GIVEN EXERCISE —
Search the material for the string "tilaa", then report how many lines hold it, with no other text.
= = =
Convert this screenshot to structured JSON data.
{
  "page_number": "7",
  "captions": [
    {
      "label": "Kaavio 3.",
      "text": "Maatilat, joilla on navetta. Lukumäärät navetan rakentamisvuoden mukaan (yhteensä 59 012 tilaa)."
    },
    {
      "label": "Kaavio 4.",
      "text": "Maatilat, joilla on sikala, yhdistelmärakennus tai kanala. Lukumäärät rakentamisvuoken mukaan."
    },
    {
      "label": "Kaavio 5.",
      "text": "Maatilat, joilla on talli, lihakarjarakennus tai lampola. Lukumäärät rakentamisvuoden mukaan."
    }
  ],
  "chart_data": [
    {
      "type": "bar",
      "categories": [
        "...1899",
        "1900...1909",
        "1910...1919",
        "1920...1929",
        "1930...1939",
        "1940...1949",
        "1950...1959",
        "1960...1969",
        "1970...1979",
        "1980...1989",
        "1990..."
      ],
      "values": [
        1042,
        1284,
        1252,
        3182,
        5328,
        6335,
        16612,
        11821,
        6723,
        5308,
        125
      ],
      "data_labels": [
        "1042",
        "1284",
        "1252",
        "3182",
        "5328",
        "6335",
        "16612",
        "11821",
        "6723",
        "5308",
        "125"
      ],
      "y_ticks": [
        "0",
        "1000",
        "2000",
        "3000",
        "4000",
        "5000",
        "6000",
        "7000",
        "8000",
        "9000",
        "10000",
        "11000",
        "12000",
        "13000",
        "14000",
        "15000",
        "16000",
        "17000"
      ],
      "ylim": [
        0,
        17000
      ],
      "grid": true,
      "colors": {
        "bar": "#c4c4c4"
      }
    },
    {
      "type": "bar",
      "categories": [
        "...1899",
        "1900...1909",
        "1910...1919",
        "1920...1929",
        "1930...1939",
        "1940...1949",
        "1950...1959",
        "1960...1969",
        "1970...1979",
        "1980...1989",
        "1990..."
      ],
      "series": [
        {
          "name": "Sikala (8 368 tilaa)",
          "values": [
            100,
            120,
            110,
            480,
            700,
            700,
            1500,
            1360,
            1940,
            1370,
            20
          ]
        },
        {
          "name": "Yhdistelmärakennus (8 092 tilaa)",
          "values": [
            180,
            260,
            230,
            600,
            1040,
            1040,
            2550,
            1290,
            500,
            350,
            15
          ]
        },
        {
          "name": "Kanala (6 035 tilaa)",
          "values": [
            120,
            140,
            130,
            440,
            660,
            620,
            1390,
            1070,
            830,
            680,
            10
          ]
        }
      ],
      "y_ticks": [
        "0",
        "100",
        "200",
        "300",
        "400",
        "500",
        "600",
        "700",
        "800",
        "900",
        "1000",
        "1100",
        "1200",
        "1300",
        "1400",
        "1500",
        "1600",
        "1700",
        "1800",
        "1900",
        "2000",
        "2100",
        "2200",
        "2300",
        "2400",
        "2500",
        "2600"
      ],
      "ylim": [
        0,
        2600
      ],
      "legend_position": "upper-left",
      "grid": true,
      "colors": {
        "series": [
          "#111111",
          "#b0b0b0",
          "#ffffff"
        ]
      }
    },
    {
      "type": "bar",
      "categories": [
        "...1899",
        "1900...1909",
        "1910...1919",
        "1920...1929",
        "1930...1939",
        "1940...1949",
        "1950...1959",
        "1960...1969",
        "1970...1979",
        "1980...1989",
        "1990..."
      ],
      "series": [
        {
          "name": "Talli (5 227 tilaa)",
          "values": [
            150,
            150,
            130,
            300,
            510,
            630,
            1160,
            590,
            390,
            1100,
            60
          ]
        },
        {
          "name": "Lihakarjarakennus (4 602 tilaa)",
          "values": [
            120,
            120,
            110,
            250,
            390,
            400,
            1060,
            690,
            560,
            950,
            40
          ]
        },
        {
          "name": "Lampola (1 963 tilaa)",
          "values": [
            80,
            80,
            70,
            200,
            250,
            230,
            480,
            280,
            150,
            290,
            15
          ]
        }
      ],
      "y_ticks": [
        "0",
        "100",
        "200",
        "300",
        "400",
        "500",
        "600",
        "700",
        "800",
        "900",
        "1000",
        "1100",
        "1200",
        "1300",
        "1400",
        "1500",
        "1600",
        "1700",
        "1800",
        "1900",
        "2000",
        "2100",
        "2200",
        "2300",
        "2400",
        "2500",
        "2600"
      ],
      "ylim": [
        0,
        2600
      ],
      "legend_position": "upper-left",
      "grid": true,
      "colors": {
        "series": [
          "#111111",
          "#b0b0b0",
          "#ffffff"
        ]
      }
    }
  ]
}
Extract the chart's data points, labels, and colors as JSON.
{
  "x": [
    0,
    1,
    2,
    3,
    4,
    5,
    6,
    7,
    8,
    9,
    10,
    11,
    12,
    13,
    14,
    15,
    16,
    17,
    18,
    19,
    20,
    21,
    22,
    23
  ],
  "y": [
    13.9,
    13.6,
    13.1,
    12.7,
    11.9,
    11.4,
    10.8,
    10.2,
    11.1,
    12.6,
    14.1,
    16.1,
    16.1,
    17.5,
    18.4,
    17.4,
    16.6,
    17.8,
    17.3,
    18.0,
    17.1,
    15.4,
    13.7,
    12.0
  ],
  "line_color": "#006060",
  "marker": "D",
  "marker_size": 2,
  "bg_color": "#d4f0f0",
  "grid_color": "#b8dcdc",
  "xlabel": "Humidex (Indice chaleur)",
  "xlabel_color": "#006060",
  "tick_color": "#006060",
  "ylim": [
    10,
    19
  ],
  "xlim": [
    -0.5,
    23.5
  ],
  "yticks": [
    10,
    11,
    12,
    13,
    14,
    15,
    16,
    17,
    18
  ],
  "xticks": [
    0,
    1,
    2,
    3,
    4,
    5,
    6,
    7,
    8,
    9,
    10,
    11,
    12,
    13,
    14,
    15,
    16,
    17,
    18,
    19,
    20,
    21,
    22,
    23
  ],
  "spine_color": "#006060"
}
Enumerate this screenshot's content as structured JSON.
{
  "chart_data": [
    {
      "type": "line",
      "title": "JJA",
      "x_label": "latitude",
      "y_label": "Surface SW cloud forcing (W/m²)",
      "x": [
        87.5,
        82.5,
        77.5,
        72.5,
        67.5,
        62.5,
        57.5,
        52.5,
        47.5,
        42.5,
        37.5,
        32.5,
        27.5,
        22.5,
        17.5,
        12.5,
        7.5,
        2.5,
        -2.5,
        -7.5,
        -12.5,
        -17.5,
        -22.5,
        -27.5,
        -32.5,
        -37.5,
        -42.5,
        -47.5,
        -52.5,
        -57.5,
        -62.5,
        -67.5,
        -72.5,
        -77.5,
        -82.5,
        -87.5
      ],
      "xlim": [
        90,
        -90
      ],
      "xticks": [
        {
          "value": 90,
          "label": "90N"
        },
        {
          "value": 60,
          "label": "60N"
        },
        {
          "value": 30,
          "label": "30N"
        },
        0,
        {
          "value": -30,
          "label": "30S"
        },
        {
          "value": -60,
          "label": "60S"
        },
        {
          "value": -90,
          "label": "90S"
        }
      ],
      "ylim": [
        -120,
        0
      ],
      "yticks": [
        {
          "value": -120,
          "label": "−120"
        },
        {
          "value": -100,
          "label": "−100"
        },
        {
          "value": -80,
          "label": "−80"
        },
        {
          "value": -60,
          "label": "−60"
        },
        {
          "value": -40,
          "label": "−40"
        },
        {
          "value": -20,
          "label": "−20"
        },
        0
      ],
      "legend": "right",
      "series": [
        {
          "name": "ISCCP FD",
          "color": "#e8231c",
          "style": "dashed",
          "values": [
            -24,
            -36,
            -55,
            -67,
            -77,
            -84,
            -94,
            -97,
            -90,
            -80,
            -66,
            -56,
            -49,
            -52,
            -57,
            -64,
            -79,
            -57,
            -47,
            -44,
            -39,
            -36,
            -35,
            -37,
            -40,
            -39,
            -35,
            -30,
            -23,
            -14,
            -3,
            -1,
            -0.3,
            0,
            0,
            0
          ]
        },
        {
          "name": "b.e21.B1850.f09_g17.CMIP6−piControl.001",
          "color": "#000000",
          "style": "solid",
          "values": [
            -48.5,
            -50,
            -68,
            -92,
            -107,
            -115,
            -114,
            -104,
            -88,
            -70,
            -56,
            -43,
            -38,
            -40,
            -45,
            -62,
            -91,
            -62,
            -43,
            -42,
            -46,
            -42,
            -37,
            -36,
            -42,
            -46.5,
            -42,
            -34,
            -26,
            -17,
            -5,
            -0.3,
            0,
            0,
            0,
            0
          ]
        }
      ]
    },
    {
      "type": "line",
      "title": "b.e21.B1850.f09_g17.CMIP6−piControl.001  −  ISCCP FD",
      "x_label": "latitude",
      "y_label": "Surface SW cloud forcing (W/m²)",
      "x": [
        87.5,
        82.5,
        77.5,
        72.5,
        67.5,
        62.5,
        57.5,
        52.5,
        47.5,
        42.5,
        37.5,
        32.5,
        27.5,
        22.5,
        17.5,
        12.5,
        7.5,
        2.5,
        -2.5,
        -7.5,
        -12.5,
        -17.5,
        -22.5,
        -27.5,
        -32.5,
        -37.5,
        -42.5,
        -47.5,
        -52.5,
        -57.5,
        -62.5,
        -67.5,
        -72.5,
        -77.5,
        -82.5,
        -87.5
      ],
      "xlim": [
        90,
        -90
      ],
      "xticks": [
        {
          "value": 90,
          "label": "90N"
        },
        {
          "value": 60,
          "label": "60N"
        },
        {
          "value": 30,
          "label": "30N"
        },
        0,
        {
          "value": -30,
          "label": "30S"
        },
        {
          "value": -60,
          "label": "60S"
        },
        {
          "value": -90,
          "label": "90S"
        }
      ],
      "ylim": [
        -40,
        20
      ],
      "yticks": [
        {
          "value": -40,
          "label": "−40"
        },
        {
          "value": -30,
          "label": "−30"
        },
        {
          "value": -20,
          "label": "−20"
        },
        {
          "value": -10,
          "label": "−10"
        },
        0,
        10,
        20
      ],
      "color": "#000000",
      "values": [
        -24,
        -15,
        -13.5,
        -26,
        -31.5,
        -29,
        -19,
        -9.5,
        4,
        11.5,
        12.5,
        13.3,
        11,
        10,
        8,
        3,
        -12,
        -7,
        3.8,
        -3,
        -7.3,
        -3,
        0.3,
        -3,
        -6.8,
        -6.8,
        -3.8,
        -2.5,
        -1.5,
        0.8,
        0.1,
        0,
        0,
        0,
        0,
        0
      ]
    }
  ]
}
= = =
RESULT OF THE TASK —
7